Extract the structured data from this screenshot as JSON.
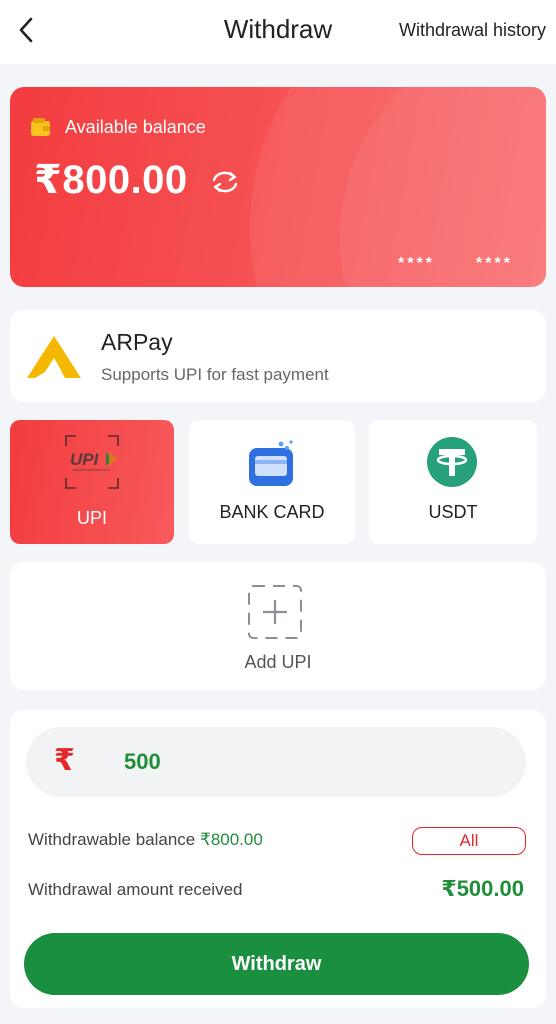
{
  "header": {
    "title": "Withdraw",
    "history_link": "Withdrawal history",
    "back_icon": "chevron-left-icon"
  },
  "balance_card": {
    "label": "Available balance",
    "amount": "₹800.00",
    "mask_1": "****",
    "mask_2": "****",
    "colors": {
      "start": "#f33c3f",
      "end": "#fa6a6b"
    }
  },
  "provider": {
    "name": "ARPay",
    "description": "Supports UPI for fast payment",
    "logo_color": "#f5b800"
  },
  "methods": [
    {
      "label": "UPI",
      "icon": "upi-logo-icon",
      "selected": true
    },
    {
      "label": "BANK CARD",
      "icon": "bank-card-icon",
      "selected": false
    },
    {
      "label": "USDT",
      "icon": "tether-icon",
      "selected": false
    }
  ],
  "add_account": {
    "label": "Add UPI",
    "icon": "plus-icon"
  },
  "form": {
    "currency_symbol": "₹",
    "amount_value": "500",
    "withdrawable_label": "Withdrawable balance",
    "withdrawable_value": "₹800.00",
    "all_button": "All",
    "received_label": "Withdrawal amount received",
    "received_value": "₹500.00",
    "submit_button": "Withdraw"
  },
  "colors": {
    "accent_red": "#e5262b",
    "accent_green": "#1a8f3f",
    "usdt_green": "#26a17b",
    "bank_blue": "#2f6fe0"
  }
}
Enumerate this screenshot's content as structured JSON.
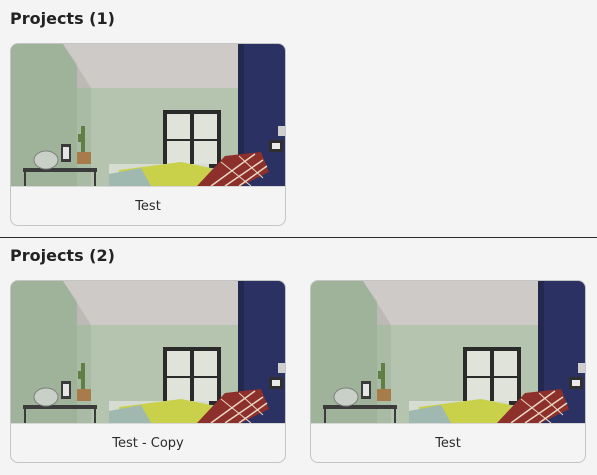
{
  "sections": [
    {
      "title": "Projects (1)",
      "projects": [
        {
          "name": "Test"
        }
      ]
    },
    {
      "title": "Projects (2)",
      "projects": [
        {
          "name": "Test - Copy"
        },
        {
          "name": "Test"
        }
      ]
    }
  ],
  "colors": {
    "background": "#f4f4f4",
    "wall_green": "#a9bba4",
    "accent_wall_navy": "#2c3164",
    "ceiling": "#cdcac7",
    "bedding_yellow": "#c9d04a",
    "divider": "#2b2b2b"
  }
}
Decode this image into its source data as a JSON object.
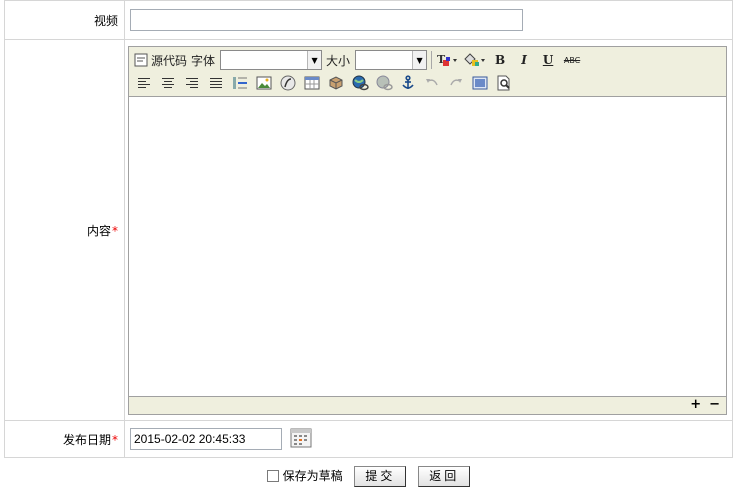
{
  "form": {
    "video_label": "视频",
    "video_value": "",
    "content_label": "内容",
    "date_label": "发布日期",
    "required_mark": "*",
    "date_value": "2015-02-02 20:45:33"
  },
  "editor": {
    "source_label": "源代码",
    "font_label": "字体",
    "size_label": "大小",
    "font_value": "",
    "size_value": "",
    "bold": "B",
    "italic": "I",
    "underline": "U",
    "strike": "ABC",
    "expand": "+",
    "shrink": "−"
  },
  "footer": {
    "draft_label": "保存为草稿",
    "submit_label": "提交",
    "back_label": "返回"
  }
}
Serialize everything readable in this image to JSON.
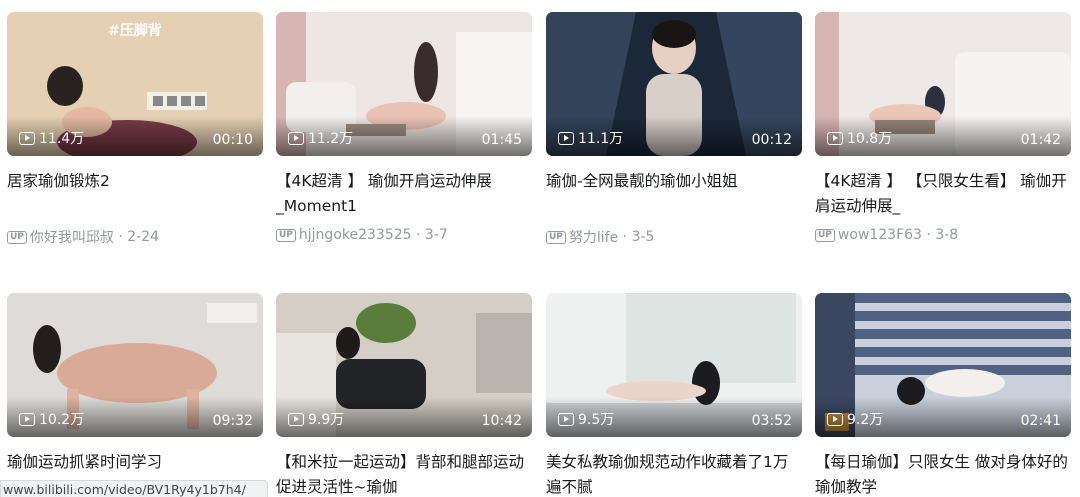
{
  "videos": [
    {
      "tag": "#压脚背",
      "views": "11.4万",
      "duration": "00:10",
      "title": "居家瑜伽锻炼2",
      "author": "你好我叫邱叔",
      "date": "2-24",
      "colors": [
        "#e8d2b6",
        "#d9bf9f"
      ]
    },
    {
      "tag": "",
      "views": "11.2万",
      "duration": "01:45",
      "title": "【4K超清 】 瑜伽开肩运动伸展_Moment1",
      "author": "hjjngoke233525",
      "date": "3-7",
      "colors": [
        "#efe9e6",
        "#d9cfcc"
      ]
    },
    {
      "tag": "",
      "views": "11.1万",
      "duration": "00:12",
      "title": "瑜伽-全网最靓的瑜伽小姐姐",
      "author": "努力life",
      "date": "3-5",
      "colors": [
        "#1d2a3c",
        "#4b5c74"
      ]
    },
    {
      "tag": "",
      "views": "10.8万",
      "duration": "01:42",
      "title": "【4K超清 】 【只限女生看】 瑜伽开肩运动伸展_",
      "author": "wow123F63",
      "date": "3-8",
      "colors": [
        "#f0ecea",
        "#ddd5d2"
      ]
    },
    {
      "tag": "",
      "views": "10.2万",
      "duration": "09:32",
      "title": "瑜伽运动抓紧时间学习",
      "author": "",
      "date": "",
      "colors": [
        "#dcdad8",
        "#c9c4c0"
      ]
    },
    {
      "tag": "",
      "views": "9.9万",
      "duration": "10:42",
      "title": "【和米拉一起运动】背部和腿部运动促进灵活性~瑜伽",
      "author": "",
      "date": "",
      "colors": [
        "#d8d3cc",
        "#b9b2a9"
      ]
    },
    {
      "tag": "",
      "views": "9.5万",
      "duration": "03:52",
      "title": "美女私教瑜伽规范动作收藏着了1万遍不腻",
      "author": "",
      "date": "",
      "colors": [
        "#eef0ef",
        "#d7dbd9"
      ]
    },
    {
      "tag": "",
      "views": "9.2万",
      "duration": "02:41",
      "title": "【每日瑜伽】只限女生 做对身体好的瑜伽教学",
      "author": "",
      "date": "",
      "colors": [
        "#5a6d8c",
        "#c8cfd9"
      ]
    }
  ],
  "url_bar": "www.bilibili.com/video/BV1Ry4y1b7h4/",
  "up_badge": "UP"
}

※ ※ ※

**GOAL OF THE EXERCISE:** From the data, collect all lines where the string "name" appears.

**PROBLEM SOLUTION:**
    "name": "ARPay",
          "name": "Test"
          "name": "Test - Copy"
          "name": "Test"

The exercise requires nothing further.